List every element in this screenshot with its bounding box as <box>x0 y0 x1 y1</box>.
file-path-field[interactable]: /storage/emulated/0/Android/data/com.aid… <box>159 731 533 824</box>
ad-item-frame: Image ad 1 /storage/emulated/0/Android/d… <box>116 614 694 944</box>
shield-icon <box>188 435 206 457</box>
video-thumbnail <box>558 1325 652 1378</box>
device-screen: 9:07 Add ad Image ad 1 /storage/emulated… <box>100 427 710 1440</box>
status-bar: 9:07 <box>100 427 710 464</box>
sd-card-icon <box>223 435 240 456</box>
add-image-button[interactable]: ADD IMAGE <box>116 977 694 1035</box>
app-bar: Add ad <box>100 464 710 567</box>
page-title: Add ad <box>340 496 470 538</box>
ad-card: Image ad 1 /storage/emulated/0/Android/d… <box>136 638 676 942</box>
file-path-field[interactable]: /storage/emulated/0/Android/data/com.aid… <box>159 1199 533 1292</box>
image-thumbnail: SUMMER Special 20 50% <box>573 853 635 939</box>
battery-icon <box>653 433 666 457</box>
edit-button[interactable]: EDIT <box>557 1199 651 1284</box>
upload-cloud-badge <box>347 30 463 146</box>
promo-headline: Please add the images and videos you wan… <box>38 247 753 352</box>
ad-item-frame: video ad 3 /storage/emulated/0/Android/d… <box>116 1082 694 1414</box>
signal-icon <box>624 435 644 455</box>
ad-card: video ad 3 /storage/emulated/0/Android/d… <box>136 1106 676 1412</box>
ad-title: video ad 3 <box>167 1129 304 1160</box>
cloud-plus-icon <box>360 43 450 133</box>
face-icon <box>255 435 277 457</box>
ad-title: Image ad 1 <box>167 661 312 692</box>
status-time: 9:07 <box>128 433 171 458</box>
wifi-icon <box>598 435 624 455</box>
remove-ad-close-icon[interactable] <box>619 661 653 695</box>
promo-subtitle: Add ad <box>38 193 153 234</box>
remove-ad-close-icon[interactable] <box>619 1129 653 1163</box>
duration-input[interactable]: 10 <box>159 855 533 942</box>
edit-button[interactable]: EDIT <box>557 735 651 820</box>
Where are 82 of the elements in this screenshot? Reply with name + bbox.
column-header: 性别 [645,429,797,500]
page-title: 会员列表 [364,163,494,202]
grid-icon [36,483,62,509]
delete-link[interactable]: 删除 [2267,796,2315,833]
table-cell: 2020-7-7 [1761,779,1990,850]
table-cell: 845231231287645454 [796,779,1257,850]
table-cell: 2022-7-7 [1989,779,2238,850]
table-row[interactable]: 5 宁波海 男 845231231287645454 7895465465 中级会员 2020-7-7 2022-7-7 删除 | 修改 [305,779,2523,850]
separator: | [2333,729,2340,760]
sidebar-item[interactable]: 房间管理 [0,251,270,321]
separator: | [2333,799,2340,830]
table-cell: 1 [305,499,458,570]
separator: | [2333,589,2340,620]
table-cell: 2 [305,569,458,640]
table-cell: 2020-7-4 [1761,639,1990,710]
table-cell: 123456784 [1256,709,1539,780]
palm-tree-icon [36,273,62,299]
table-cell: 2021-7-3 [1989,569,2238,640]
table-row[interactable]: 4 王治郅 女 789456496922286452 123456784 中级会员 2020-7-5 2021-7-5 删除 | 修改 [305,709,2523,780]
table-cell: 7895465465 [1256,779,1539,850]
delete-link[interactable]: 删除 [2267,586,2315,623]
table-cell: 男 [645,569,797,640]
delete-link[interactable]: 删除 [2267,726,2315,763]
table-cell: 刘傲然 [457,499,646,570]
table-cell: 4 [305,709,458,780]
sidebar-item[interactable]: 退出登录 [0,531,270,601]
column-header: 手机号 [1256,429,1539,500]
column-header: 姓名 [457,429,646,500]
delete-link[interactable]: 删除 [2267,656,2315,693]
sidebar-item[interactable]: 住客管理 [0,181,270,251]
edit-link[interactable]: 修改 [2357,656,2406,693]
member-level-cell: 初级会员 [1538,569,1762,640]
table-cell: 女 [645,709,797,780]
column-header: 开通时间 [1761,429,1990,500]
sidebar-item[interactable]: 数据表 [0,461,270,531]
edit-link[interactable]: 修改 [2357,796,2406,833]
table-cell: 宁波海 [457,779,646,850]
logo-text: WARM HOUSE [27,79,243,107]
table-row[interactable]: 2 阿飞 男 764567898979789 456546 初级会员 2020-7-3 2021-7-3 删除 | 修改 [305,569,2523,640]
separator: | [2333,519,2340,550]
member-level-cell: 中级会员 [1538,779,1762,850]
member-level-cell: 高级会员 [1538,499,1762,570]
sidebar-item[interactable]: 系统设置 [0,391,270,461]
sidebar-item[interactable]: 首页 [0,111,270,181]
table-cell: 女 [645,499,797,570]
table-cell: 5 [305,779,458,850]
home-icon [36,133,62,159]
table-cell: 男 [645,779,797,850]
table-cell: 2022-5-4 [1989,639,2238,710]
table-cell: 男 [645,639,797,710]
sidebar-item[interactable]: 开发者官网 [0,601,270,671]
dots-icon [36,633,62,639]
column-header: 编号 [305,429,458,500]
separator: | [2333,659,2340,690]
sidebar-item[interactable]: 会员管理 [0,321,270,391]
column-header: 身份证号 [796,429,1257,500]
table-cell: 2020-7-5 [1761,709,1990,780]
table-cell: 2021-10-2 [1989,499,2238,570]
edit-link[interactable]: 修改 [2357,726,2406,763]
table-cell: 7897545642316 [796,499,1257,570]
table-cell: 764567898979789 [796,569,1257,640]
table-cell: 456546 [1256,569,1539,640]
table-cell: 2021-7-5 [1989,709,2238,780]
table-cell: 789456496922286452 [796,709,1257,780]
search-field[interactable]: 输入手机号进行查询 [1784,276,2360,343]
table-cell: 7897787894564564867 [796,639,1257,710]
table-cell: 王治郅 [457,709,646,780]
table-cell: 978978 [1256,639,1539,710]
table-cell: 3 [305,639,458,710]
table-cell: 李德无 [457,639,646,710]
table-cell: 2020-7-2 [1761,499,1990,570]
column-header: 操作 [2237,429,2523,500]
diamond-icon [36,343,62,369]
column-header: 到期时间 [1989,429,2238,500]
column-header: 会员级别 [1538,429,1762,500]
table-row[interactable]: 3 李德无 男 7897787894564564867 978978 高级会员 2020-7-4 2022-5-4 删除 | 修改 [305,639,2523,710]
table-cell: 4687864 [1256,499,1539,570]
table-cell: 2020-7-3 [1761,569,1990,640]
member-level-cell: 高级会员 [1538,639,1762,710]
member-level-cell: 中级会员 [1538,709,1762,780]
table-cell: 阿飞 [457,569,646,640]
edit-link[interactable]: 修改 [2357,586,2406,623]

====

* _Work required_:
Revise the data above, replacing "screenshot" with "screen capture" and leaving all other text unchanged.

* _Solution to this exercise_:
List every element in this screen capture with its bounding box as <box>x0 y0 x1 y1</box>.
file-path-field[interactable]: /storage/emulated/0/Android/data/com.aid… <box>159 731 533 824</box>
ad-item-frame: Image ad 1 /storage/emulated/0/Android/d… <box>116 614 694 944</box>
shield-icon <box>188 435 206 457</box>
video-thumbnail <box>558 1325 652 1378</box>
device-screen: 9:07 Add ad Image ad 1 /storage/emulated… <box>100 427 710 1440</box>
status-bar: 9:07 <box>100 427 710 464</box>
sd-card-icon <box>223 435 240 456</box>
add-image-button[interactable]: ADD IMAGE <box>116 977 694 1035</box>
app-bar: Add ad <box>100 464 710 567</box>
page-title: Add ad <box>340 496 470 538</box>
ad-card: Image ad 1 /storage/emulated/0/Android/d… <box>136 638 676 942</box>
file-path-field[interactable]: /storage/emulated/0/Android/data/com.aid… <box>159 1199 533 1292</box>
image-thumbnail: SUMMER Special 20 50% <box>573 853 635 939</box>
battery-icon <box>653 433 666 457</box>
edit-button[interactable]: EDIT <box>557 1199 651 1284</box>
upload-cloud-badge <box>347 30 463 146</box>
promo-headline: Please add the images and videos you wan… <box>38 247 753 352</box>
ad-item-frame: video ad 3 /storage/emulated/0/Android/d… <box>116 1082 694 1414</box>
signal-icon <box>624 435 644 455</box>
ad-card: video ad 3 /storage/emulated/0/Android/d… <box>136 1106 676 1412</box>
ad-title: video ad 3 <box>167 1129 304 1160</box>
cloud-plus-icon <box>360 43 450 133</box>
face-icon <box>255 435 277 457</box>
ad-title: Image ad 1 <box>167 661 312 692</box>
status-time: 9:07 <box>128 433 171 458</box>
wifi-icon <box>598 435 624 455</box>
remove-ad-close-icon[interactable] <box>619 661 653 695</box>
promo-subtitle: Add ad <box>38 193 153 234</box>
remove-ad-close-icon[interactable] <box>619 1129 653 1163</box>
duration-input[interactable]: 10 <box>159 855 533 942</box>
edit-button[interactable]: EDIT <box>557 735 651 820</box>
Where are 82 of the elements in this screen capture? Reply with name + bbox.
column-header: 性别 [645,429,797,500]
page-title: 会员列表 [364,163,494,202]
grid-icon [36,483,62,509]
delete-link[interactable]: 删除 [2267,796,2315,833]
table-cell: 2020-7-7 [1761,779,1990,850]
table-cell: 845231231287645454 [796,779,1257,850]
table-cell: 2022-7-7 [1989,779,2238,850]
table-row[interactable]: 5 宁波海 男 845231231287645454 7895465465 中级会员 2020-7-7 2022-7-7 删除 | 修改 [305,779,2523,850]
separator: | [2333,729,2340,760]
sidebar-item[interactable]: 房间管理 [0,251,270,321]
separator: | [2333,799,2340,830]
table-cell: 1 [305,499,458,570]
separator: | [2333,589,2340,620]
table-cell: 2 [305,569,458,640]
table-cell: 2020-7-4 [1761,639,1990,710]
table-cell: 123456784 [1256,709,1539,780]
palm-tree-icon [36,273,62,299]
table-cell: 2021-7-3 [1989,569,2238,640]
table-row[interactable]: 4 王治郅 女 789456496922286452 123456784 中级会员 2020-7-5 2021-7-5 删除 | 修改 [305,709,2523,780]
table-cell: 7895465465 [1256,779,1539,850]
delete-link[interactable]: 删除 [2267,586,2315,623]
table-cell: 男 [645,569,797,640]
delete-link[interactable]: 删除 [2267,726,2315,763]
table-cell: 刘傲然 [457,499,646,570]
table-cell: 4 [305,709,458,780]
sidebar-item[interactable]: 退出登录 [0,531,270,601]
column-header: 手机号 [1256,429,1539,500]
column-header: 姓名 [457,429,646,500]
delete-link[interactable]: 删除 [2267,656,2315,693]
sidebar-item[interactable]: 住客管理 [0,181,270,251]
edit-link[interactable]: 修改 [2357,656,2406,693]
member-level-cell: 初级会员 [1538,569,1762,640]
table-cell: 女 [645,709,797,780]
column-header: 开通时间 [1761,429,1990,500]
sidebar-item[interactable]: 数据表 [0,461,270,531]
edit-link[interactable]: 修改 [2357,796,2406,833]
table-cell: 宁波海 [457,779,646,850]
logo-text: WARM HOUSE [27,79,243,107]
table-row[interactable]: 2 阿飞 男 764567898979789 456546 初级会员 2020-7-3 2021-7-3 删除 | 修改 [305,569,2523,640]
separator: | [2333,519,2340,550]
member-level-cell: 中级会员 [1538,779,1762,850]
member-level-cell: 高级会员 [1538,499,1762,570]
sidebar-item[interactable]: 系统设置 [0,391,270,461]
sidebar-item[interactable]: 首页 [0,111,270,181]
table-cell: 女 [645,499,797,570]
table-cell: 5 [305,779,458,850]
home-icon [36,133,62,159]
table-cell: 男 [645,779,797,850]
table-cell: 2022-5-4 [1989,639,2238,710]
table-cell: 男 [645,639,797,710]
sidebar-item[interactable]: 开发者官网 [0,601,270,671]
dots-icon [36,633,62,639]
column-header: 编号 [305,429,458,500]
separator: | [2333,659,2340,690]
sidebar-item[interactable]: 会员管理 [0,321,270,391]
column-header: 身份证号 [796,429,1257,500]
table-cell: 2020-7-5 [1761,709,1990,780]
table-cell: 2021-10-2 [1989,499,2238,570]
edit-link[interactable]: 修改 [2357,726,2406,763]
table-cell: 7897545642316 [796,499,1257,570]
table-cell: 764567898979789 [796,569,1257,640]
table-cell: 456546 [1256,569,1539,640]
table-cell: 2021-7-5 [1989,709,2238,780]
table-cell: 789456496922286452 [796,709,1257,780]
search-field[interactable]: 输入手机号进行查询 [1784,276,2360,343]
table-cell: 7897787894564564867 [796,639,1257,710]
table-cell: 王治郅 [457,709,646,780]
table-cell: 978978 [1256,639,1539,710]
table-cell: 3 [305,639,458,710]
table-cell: 李德无 [457,639,646,710]
table-cell: 2020-7-2 [1761,499,1990,570]
column-header: 操作 [2237,429,2523,500]
diamond-icon [36,343,62,369]
column-header: 到期时间 [1989,429,2238,500]
column-header: 会员级别 [1538,429,1762,500]
table-row[interactable]: 3 李德无 男 7897787894564564867 978978 高级会员 2020-7-4 2022-5-4 删除 | 修改 [305,639,2523,710]
table-cell: 4687864 [1256,499,1539,570]
table-cell: 2020-7-3 [1761,569,1990,640]
member-level-cell: 高级会员 [1538,639,1762,710]
member-level-cell: 中级会员 [1538,709,1762,780]
table-cell: 阿飞 [457,569,646,640]
edit-link[interactable]: 修改 [2357,586,2406,623]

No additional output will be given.